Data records

%%

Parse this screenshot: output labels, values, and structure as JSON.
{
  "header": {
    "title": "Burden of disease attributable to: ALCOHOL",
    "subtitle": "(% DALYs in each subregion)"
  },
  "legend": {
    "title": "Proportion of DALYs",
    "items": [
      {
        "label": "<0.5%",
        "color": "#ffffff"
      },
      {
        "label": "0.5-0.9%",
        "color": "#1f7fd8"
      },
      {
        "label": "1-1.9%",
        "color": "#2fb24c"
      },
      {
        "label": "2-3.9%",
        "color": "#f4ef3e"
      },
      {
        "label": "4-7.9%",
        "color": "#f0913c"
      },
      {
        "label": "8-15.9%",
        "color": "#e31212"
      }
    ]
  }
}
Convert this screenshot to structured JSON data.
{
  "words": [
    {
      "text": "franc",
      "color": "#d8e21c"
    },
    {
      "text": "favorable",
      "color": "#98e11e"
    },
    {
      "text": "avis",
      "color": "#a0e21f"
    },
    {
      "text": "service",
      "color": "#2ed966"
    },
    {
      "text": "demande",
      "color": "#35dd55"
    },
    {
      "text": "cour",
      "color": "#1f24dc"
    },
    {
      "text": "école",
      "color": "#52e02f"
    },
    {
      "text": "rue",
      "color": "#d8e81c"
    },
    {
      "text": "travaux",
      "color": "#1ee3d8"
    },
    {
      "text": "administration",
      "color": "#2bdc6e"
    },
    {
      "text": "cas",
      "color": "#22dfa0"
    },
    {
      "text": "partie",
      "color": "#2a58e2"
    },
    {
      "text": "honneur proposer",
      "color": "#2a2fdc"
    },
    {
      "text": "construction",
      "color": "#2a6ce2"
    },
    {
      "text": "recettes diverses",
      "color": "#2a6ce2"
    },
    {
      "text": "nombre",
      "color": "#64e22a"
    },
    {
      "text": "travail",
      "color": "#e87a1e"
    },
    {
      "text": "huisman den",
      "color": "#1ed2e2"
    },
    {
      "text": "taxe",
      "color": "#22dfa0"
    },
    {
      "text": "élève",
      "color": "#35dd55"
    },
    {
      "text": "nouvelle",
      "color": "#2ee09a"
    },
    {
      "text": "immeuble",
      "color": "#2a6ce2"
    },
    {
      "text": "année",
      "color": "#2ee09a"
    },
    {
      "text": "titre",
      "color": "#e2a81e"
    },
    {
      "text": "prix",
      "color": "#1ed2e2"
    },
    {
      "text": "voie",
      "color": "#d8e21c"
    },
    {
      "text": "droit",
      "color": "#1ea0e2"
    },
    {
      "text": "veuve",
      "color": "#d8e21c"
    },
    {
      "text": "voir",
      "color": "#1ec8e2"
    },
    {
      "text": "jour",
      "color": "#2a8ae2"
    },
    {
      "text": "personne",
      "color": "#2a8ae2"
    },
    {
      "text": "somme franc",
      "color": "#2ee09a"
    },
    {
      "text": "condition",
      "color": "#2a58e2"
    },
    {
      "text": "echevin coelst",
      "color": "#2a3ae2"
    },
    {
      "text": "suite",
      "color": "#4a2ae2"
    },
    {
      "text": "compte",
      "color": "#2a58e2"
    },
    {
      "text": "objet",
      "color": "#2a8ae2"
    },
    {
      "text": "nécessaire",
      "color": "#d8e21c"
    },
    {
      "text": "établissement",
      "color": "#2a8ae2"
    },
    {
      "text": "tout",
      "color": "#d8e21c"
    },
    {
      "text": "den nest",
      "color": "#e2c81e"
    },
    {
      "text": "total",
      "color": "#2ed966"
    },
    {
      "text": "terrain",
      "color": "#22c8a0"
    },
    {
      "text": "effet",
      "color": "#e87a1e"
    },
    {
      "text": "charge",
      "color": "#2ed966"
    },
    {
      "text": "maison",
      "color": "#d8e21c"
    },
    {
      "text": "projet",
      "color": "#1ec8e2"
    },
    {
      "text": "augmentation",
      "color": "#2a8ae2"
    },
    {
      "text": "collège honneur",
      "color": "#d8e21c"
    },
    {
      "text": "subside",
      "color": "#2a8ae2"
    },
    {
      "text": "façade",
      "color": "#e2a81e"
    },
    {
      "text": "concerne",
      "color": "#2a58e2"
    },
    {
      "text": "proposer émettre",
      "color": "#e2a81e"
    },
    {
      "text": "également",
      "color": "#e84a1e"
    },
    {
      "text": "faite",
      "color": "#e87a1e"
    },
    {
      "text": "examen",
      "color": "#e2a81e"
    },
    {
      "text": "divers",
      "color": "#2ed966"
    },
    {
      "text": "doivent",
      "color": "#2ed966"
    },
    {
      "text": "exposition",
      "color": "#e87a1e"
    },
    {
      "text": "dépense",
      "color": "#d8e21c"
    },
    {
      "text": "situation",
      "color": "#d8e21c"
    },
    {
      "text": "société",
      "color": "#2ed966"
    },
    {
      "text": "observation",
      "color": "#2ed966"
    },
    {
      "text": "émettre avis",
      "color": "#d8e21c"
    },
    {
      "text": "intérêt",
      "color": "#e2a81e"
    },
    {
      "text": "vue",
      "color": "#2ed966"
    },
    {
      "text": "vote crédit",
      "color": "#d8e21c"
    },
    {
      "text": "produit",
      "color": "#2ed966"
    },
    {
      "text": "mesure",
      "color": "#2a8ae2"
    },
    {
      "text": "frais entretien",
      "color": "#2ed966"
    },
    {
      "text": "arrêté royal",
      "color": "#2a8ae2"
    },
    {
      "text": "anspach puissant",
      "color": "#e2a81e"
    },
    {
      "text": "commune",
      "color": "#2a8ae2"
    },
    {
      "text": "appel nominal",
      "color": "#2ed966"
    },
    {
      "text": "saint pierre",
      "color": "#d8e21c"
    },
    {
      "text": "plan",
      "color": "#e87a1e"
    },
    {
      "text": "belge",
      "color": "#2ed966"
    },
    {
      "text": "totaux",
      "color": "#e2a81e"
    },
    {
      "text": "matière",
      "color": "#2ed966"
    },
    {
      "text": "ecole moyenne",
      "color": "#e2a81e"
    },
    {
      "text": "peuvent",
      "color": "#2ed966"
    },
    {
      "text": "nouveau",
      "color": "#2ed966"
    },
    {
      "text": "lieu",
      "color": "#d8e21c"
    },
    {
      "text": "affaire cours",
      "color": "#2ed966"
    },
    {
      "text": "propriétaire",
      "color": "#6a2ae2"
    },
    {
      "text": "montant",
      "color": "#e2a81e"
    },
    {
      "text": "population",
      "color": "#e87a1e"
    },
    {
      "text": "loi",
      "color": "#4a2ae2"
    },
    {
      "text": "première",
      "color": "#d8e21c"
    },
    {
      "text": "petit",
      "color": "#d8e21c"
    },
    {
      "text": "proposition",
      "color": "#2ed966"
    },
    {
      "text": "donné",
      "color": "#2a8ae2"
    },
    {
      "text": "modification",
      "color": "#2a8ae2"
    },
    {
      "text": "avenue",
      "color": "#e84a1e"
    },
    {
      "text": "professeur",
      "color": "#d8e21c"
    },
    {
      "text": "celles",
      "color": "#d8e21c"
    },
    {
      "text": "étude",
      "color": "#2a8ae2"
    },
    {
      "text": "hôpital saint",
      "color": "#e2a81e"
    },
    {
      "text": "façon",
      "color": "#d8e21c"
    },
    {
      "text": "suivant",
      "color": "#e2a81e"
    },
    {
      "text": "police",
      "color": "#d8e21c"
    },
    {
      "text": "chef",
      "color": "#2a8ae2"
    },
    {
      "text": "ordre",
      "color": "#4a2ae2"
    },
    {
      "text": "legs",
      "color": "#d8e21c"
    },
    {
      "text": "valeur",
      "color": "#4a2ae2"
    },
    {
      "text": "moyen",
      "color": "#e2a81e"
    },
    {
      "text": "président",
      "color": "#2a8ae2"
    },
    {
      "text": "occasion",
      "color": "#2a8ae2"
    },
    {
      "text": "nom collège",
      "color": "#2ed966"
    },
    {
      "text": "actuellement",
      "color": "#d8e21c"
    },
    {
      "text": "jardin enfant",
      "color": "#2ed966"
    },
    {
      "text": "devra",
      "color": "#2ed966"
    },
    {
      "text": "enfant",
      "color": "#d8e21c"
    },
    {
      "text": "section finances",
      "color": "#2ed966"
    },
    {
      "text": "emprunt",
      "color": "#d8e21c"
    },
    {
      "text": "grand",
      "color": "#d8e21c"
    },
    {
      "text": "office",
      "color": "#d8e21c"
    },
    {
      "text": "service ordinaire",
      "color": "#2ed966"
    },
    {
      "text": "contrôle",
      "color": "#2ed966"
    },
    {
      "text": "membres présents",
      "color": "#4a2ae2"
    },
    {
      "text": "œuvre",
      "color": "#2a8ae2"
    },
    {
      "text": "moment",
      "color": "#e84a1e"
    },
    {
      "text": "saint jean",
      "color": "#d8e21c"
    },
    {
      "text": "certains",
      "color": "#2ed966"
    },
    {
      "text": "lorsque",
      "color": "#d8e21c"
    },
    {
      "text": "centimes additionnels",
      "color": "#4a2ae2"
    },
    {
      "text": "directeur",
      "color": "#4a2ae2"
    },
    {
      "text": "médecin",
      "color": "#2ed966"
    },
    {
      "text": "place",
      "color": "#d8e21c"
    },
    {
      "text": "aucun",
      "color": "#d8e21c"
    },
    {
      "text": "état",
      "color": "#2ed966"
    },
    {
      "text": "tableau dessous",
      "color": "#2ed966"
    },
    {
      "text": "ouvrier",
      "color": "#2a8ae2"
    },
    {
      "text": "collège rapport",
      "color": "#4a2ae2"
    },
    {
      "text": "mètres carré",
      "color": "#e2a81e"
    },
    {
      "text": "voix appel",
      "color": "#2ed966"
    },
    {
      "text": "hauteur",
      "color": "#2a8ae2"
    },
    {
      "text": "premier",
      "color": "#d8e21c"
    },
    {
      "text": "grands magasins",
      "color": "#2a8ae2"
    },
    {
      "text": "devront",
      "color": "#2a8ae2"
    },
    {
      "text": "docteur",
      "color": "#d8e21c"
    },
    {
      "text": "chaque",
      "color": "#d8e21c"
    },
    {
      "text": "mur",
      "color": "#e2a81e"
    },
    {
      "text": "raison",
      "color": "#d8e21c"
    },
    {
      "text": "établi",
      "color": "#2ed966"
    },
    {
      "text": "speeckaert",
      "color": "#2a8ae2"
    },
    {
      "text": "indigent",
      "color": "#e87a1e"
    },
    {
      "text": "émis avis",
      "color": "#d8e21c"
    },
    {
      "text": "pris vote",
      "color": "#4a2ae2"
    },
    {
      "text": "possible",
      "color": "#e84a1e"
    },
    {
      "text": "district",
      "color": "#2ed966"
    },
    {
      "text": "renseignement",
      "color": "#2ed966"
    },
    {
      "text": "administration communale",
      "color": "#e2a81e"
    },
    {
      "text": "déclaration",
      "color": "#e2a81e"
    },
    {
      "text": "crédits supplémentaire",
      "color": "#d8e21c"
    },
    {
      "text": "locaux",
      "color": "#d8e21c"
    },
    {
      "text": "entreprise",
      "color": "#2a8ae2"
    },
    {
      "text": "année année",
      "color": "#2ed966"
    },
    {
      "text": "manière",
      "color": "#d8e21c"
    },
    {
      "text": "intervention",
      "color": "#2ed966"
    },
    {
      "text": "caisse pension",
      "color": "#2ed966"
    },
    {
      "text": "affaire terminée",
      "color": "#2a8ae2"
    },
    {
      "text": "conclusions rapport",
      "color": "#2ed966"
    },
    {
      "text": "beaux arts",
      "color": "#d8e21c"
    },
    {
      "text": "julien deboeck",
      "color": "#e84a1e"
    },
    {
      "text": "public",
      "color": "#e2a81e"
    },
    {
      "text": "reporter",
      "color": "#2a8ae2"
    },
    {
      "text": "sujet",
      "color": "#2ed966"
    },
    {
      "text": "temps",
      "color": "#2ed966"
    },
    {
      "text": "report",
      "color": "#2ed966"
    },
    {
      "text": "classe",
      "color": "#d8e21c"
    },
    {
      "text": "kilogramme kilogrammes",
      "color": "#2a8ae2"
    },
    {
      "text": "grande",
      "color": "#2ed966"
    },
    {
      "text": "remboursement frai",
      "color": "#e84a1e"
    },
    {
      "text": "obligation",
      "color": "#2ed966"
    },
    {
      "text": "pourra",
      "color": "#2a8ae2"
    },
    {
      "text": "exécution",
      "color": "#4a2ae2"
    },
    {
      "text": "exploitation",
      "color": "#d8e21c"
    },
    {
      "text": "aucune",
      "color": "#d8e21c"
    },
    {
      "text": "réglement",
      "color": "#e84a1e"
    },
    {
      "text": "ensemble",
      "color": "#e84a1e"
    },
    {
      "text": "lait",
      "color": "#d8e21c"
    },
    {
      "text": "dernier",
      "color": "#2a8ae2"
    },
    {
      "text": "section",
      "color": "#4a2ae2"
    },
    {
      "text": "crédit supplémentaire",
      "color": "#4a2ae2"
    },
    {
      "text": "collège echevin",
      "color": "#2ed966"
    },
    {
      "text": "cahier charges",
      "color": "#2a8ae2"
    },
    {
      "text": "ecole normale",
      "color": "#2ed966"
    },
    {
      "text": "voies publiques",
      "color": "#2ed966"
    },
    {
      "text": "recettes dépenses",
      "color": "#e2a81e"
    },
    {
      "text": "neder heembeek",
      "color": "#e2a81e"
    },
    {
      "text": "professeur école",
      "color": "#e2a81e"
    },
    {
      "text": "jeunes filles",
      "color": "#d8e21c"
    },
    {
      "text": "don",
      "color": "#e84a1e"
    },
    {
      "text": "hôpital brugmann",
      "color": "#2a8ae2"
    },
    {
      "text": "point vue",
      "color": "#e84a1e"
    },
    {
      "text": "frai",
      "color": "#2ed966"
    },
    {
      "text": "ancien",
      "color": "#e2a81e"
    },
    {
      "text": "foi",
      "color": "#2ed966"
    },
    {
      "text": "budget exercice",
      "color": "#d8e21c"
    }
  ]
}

%%

GIVEN EXERCISE:
Check each line above for the string "administration" and show the ones that have it.

TASK RESPONSE:
      "text": "administration",
      "text": "administration communale",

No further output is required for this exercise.